Aim of the task
Copy the entries word for word, starting with the first line and stopping after the line containing "x-tick-label: T4 [348,549,369,568]".

Material to process
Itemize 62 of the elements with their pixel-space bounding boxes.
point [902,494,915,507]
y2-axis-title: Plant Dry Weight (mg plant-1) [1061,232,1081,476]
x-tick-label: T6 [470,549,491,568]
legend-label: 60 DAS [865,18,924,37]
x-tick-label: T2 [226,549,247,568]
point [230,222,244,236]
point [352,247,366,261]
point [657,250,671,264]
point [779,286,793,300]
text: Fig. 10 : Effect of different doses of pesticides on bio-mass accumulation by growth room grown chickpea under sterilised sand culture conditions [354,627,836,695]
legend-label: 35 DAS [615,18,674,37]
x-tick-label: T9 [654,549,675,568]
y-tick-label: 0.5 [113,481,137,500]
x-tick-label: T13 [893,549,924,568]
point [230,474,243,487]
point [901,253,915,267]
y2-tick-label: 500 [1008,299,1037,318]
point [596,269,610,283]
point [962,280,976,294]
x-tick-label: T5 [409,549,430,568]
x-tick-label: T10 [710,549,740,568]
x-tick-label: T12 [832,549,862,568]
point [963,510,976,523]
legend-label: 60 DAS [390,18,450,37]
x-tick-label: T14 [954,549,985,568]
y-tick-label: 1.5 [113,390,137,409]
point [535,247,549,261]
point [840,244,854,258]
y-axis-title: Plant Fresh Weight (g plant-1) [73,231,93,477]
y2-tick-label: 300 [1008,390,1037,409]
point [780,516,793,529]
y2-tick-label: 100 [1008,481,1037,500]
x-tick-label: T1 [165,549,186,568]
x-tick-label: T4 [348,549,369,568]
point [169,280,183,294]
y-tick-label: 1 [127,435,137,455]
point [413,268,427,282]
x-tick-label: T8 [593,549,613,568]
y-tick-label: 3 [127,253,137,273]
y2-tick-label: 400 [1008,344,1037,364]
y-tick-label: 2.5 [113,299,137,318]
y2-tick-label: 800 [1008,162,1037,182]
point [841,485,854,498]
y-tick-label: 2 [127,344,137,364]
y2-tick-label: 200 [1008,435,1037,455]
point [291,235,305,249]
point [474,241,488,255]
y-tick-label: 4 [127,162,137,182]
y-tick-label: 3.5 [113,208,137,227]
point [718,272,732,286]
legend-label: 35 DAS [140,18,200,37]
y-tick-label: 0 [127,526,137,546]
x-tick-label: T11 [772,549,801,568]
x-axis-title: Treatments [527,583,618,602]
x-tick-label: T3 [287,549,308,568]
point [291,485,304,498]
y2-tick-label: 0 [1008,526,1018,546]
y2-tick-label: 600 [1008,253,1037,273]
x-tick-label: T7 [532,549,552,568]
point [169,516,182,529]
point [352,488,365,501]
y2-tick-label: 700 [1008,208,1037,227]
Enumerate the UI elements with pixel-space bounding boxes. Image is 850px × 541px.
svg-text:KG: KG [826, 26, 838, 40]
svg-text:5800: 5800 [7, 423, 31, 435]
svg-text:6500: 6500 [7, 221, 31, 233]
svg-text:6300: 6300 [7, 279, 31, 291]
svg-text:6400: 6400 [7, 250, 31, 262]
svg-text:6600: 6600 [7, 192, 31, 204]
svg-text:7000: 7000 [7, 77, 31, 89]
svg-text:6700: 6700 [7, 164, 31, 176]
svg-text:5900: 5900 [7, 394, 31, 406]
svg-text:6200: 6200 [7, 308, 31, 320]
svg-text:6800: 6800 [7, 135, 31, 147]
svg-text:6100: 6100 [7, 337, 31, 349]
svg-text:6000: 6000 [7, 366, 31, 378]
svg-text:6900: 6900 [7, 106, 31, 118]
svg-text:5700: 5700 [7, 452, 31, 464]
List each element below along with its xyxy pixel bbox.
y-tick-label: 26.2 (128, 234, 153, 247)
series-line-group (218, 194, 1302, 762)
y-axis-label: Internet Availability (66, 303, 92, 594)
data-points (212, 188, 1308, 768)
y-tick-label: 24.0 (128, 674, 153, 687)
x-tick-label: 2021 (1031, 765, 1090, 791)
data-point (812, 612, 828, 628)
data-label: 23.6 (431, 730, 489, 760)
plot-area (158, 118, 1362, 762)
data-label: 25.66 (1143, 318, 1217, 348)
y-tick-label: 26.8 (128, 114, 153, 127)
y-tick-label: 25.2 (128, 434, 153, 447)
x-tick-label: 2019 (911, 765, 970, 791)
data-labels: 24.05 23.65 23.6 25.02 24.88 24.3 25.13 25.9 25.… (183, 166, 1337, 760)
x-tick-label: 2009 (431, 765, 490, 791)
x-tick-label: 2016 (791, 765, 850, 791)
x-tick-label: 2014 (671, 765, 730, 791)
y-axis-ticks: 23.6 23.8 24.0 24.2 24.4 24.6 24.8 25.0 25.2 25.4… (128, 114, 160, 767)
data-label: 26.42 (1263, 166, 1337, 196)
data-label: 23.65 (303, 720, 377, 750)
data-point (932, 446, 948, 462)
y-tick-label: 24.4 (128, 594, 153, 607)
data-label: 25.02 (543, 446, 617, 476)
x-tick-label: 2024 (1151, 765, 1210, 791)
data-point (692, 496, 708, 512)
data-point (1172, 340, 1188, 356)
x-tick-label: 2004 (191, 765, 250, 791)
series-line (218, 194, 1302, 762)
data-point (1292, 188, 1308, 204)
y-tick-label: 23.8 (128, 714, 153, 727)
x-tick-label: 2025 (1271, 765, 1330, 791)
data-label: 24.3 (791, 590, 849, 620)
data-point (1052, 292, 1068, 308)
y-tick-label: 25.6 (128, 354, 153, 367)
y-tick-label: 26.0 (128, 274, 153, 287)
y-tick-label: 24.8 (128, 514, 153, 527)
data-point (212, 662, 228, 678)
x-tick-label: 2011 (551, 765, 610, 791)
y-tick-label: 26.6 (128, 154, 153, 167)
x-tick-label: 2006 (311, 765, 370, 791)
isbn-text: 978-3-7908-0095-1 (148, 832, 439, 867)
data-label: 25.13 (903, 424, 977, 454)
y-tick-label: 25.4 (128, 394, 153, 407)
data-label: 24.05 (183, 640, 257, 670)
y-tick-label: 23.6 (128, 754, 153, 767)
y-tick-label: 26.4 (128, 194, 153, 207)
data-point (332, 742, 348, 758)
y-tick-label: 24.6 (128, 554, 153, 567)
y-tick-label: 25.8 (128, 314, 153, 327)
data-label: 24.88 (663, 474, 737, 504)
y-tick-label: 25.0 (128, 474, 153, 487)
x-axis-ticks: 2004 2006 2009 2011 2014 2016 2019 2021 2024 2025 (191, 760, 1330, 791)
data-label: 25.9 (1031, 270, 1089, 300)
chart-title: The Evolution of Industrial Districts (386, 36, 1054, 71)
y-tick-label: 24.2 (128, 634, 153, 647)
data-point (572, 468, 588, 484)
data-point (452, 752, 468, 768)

Full output
Itemize 62 of the elements with their pixel-space bounding boxes.
point [902,494,915,507]
y2-axis-title: Plant Dry Weight (mg plant-1) [1061,232,1081,476]
x-tick-label: T6 [470,549,491,568]
legend-label: 60 DAS [865,18,924,37]
x-tick-label: T2 [226,549,247,568]
point [230,222,244,236]
point [352,247,366,261]
point [657,250,671,264]
point [779,286,793,300]
text: Fig. 10 : Effect of different doses of pesticides on bio-mass accumulation by growth room grown chickpea under sterilised sand culture conditions [354,627,836,695]
legend-label: 35 DAS [615,18,674,37]
x-tick-label: T9 [654,549,675,568]
y-tick-label: 0.5 [113,481,137,500]
x-tick-label: T13 [893,549,924,568]
point [230,474,243,487]
point [901,253,915,267]
y2-tick-label: 500 [1008,299,1037,318]
point [596,269,610,283]
point [962,280,976,294]
x-tick-label: T5 [409,549,430,568]
x-tick-label: T10 [710,549,740,568]
x-tick-label: T12 [832,549,862,568]
point [963,510,976,523]
legend-label: 60 DAS [390,18,450,37]
x-tick-label: T14 [954,549,985,568]
y-tick-label: 1.5 [113,390,137,409]
point [535,247,549,261]
point [840,244,854,258]
y-axis-title: Plant Fresh Weight (g plant-1) [73,231,93,477]
y2-tick-label: 300 [1008,390,1037,409]
point [780,516,793,529]
y2-tick-label: 100 [1008,481,1037,500]
x-tick-label: T1 [165,549,186,568]
x-tick-label: T4 [348,549,369,568]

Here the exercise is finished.